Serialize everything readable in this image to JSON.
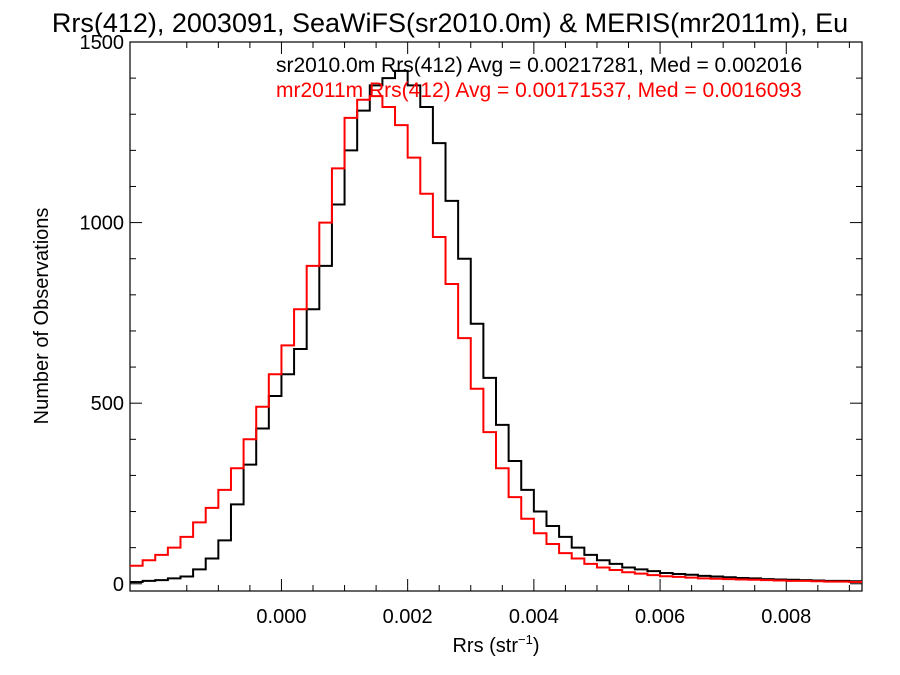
{
  "chart_data": {
    "type": "line",
    "title": "Rrs(412), 2003091, SeaWiFS(sr2010.0m) & MERIS(mr2011m), Eu",
    "xlabel": "Rrs (str",
    "xlabel_sup": "−1",
    "xlabel_close": ")",
    "ylabel": "Number of Observations",
    "xlim": [
      -0.0024,
      0.0092
    ],
    "ylim": [
      -20,
      1500
    ],
    "xticks": [
      0.0,
      0.002,
      0.004,
      0.006,
      0.008
    ],
    "xtick_labels": [
      "0.000",
      "0.002",
      "0.004",
      "0.006",
      "0.008"
    ],
    "yticks": [
      0,
      500,
      1000,
      1500
    ],
    "ytick_labels": [
      "0",
      "500",
      "1000",
      "1500"
    ],
    "grid": false,
    "legend_position": "top-right",
    "annotations": [
      {
        "text": "sr2010.0m Rrs(412) Avg = 0.00217281, Med = 0.002016",
        "color": "#000000"
      },
      {
        "text": "mr2011m Rrs(412) Avg = 0.00171537, Med = 0.0016093",
        "color": "#ff0000"
      }
    ],
    "series": [
      {
        "color": "#000000",
        "x": [
          -0.0024,
          -0.0022,
          -0.002,
          -0.0018,
          -0.0016,
          -0.0014,
          -0.0012,
          -0.001,
          -0.0008,
          -0.0006,
          -0.0004,
          -0.0002,
          0.0,
          0.0002,
          0.0004,
          0.0006,
          0.0008,
          0.001,
          0.0012,
          0.0014,
          0.0016,
          0.0018,
          0.002,
          0.0022,
          0.0024,
          0.0026,
          0.0028,
          0.003,
          0.0032,
          0.0034,
          0.0036,
          0.0038,
          0.004,
          0.0042,
          0.0044,
          0.0046,
          0.0048,
          0.005,
          0.0052,
          0.0054,
          0.0056,
          0.0058,
          0.006,
          0.0062,
          0.0064,
          0.0066,
          0.0068,
          0.007,
          0.0072,
          0.0074,
          0.0076,
          0.0078,
          0.008,
          0.0082,
          0.0084,
          0.0086,
          0.0088,
          0.009,
          0.0092
        ],
        "y": [
          5,
          8,
          10,
          15,
          20,
          40,
          70,
          120,
          220,
          330,
          430,
          520,
          580,
          650,
          760,
          880,
          1050,
          1200,
          1310,
          1380,
          1400,
          1420,
          1380,
          1320,
          1220,
          1060,
          900,
          720,
          570,
          440,
          340,
          260,
          200,
          160,
          130,
          100,
          80,
          65,
          55,
          45,
          40,
          35,
          30,
          27,
          25,
          22,
          20,
          18,
          16,
          15,
          13,
          12,
          11,
          10,
          9,
          8,
          8,
          7,
          6
        ]
      },
      {
        "color": "#ff0000",
        "x": [
          -0.0024,
          -0.0022,
          -0.002,
          -0.0018,
          -0.0016,
          -0.0014,
          -0.0012,
          -0.001,
          -0.0008,
          -0.0006,
          -0.0004,
          -0.0002,
          0.0,
          0.0002,
          0.0004,
          0.0006,
          0.0008,
          0.001,
          0.0012,
          0.0014,
          0.0016,
          0.0018,
          0.002,
          0.0022,
          0.0024,
          0.0026,
          0.0028,
          0.003,
          0.0032,
          0.0034,
          0.0036,
          0.0038,
          0.004,
          0.0042,
          0.0044,
          0.0046,
          0.0048,
          0.005,
          0.0052,
          0.0054,
          0.0056,
          0.0058,
          0.006,
          0.0062,
          0.0064,
          0.0066,
          0.0068,
          0.007,
          0.0072,
          0.0074,
          0.0076,
          0.0078,
          0.008,
          0.0082,
          0.0084,
          0.0086,
          0.0088,
          0.009,
          0.0092
        ],
        "y": [
          50,
          65,
          80,
          100,
          130,
          170,
          210,
          260,
          320,
          400,
          490,
          580,
          660,
          760,
          880,
          1000,
          1150,
          1290,
          1340,
          1350,
          1320,
          1270,
          1180,
          1080,
          960,
          830,
          680,
          540,
          420,
          320,
          240,
          180,
          140,
          110,
          85,
          70,
          55,
          45,
          38,
          32,
          28,
          24,
          21,
          19,
          17,
          15,
          14,
          13,
          12,
          11,
          10,
          9,
          8,
          8,
          7,
          6,
          6,
          5,
          5
        ]
      }
    ]
  }
}
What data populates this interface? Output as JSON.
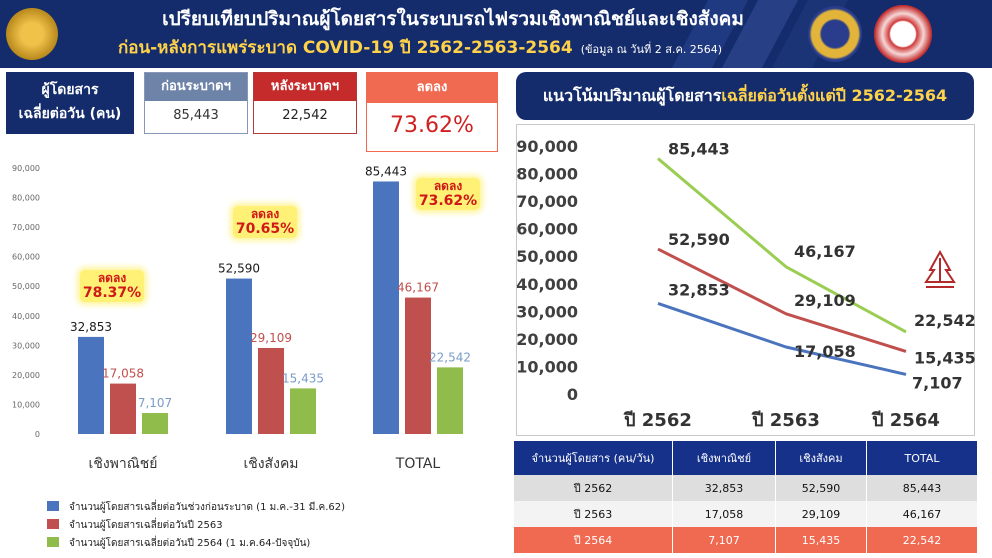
{
  "header": {
    "title_line1": "เปรียบเทียบปริมาณผู้โดยสารในระบบรถไฟรวมเชิงพาณิชย์และเชิงสังคม",
    "title_line2": "ก่อน-หลังการแพร่ระบาด  COVID-19  ปี 2562-2563-2564",
    "note": "(ข้อมูล ณ วันที่ 2 ส.ค. 2564)",
    "colors": {
      "background": "#142c6c",
      "title": "#ffffff",
      "subtitle": "#ffd24a"
    }
  },
  "summary": {
    "label_line1": "ผู้โดยสาร",
    "label_line2": "เฉลี่ยต่อวัน (คน)",
    "before_label": "ก่อนระบาดฯ",
    "before_value": "85,443",
    "after_label": "หลังระบาดฯ",
    "after_value": "22,542",
    "decrease_label": "ลดลง",
    "decrease_value": "73.62%"
  },
  "trend_title": {
    "prefix": "แนวโน้มปริมาณผู้โดยสาร",
    "highlight": "เฉลี่ยต่อวันตั้งแต่ปี 2562-2564"
  },
  "chart_data": [
    {
      "type": "bar",
      "categories": [
        "เชิงพาณิชย์",
        "เชิงสังคม",
        "TOTAL"
      ],
      "series": [
        {
          "name": "จำนวนผู้โดยสารเฉลี่ยต่อวันช่วงก่อนระบาด (1 ม.ค.-31 มี.ค.62)",
          "values": [
            32853,
            52590,
            85443
          ],
          "color": "#4a74bd",
          "label_color": "#1a1a1a"
        },
        {
          "name": "จำนวนผู้โดยสารเฉลี่ยต่อวันปี 2563",
          "values": [
            17058,
            29109,
            46167
          ],
          "color": "#c0504d",
          "label_color": "#c0504d"
        },
        {
          "name": "จำนวนผู้โดยสารเฉลี่ยต่อวันปี 2564 (1 ม.ค.64-ปัจจุบัน)",
          "values": [
            7107,
            15435,
            22542
          ],
          "color": "#8fbc4a",
          "label_color": "#7a9cc7"
        }
      ],
      "ylim": [
        0,
        90000
      ],
      "yticks": [
        "0",
        "10,000",
        "20,000",
        "30,000",
        "40,000",
        "50,000",
        "60,000",
        "70,000",
        "80,000",
        "90,000"
      ],
      "value_labels": [
        [
          "32,853",
          "52,590",
          "85,443"
        ],
        [
          "17,058",
          "29,109",
          "46,167"
        ],
        [
          "7,107",
          "15,435",
          "22,542"
        ]
      ],
      "annotations": [
        {
          "category": "เชิงพาณิชย์",
          "line1": "ลดลง",
          "line2": "78.37%"
        },
        {
          "category": "เชิงสังคม",
          "line1": "ลดลง",
          "line2": "70.65%"
        },
        {
          "category": "TOTAL",
          "line1": "ลดลง",
          "line2": "73.62%"
        }
      ],
      "grid": false,
      "legend": "bottom-left"
    },
    {
      "type": "line",
      "x": [
        "ปี 2562",
        "ปี 2563",
        "ปี 2564"
      ],
      "series": [
        {
          "values": [
            85443,
            46167,
            22542
          ],
          "color": "#9acd52"
        },
        {
          "values": [
            52590,
            29109,
            15435
          ],
          "color": "#c0504d"
        },
        {
          "values": [
            32853,
            17058,
            7107
          ],
          "color": "#4a74bd"
        }
      ],
      "point_labels": [
        [
          "85,443",
          "46,167",
          "22,542"
        ],
        [
          "52,590",
          "29,109",
          "15,435"
        ],
        [
          "32,853",
          "17,058",
          "7,107"
        ]
      ],
      "ylim": [
        0,
        90000
      ],
      "yticks": [
        "0",
        "10,000",
        "20,000",
        "30,000",
        "40,000",
        "50,000",
        "60,000",
        "70,000",
        "80,000",
        "90,000"
      ],
      "grid": false
    },
    {
      "type": "table",
      "columns": [
        "จำนวนผู้โดยสาร (คน/วัน)",
        "เชิงพาณิชย์",
        "เชิงสังคม",
        "TOTAL"
      ],
      "rows": [
        [
          "ปี 2562",
          "32,853",
          "52,590",
          "85,443"
        ],
        [
          "ปี 2563",
          "17,058",
          "29,109",
          "46,167"
        ],
        [
          "ปี 2564",
          "7,107",
          "15,435",
          "22,542"
        ]
      ]
    }
  ]
}
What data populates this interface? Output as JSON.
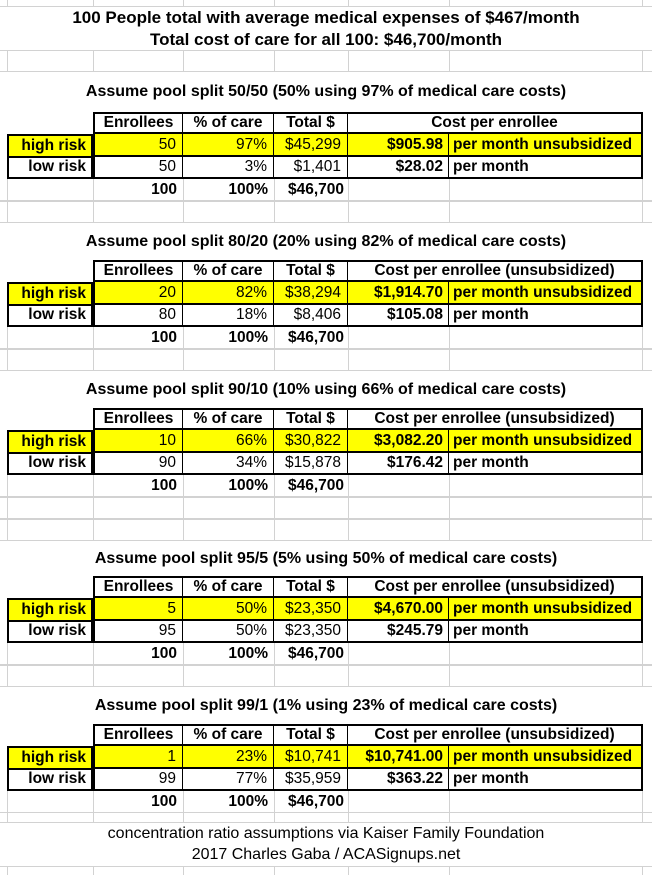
□ □ □ □ □ □ □
▶ **Short exercise**: From the records above, pull out each line that has "category".

▶ **Task result**:
          "category": "เชิงพาณิชย์",
          "category": "เชิงสังคม",
          "category": "TOTAL",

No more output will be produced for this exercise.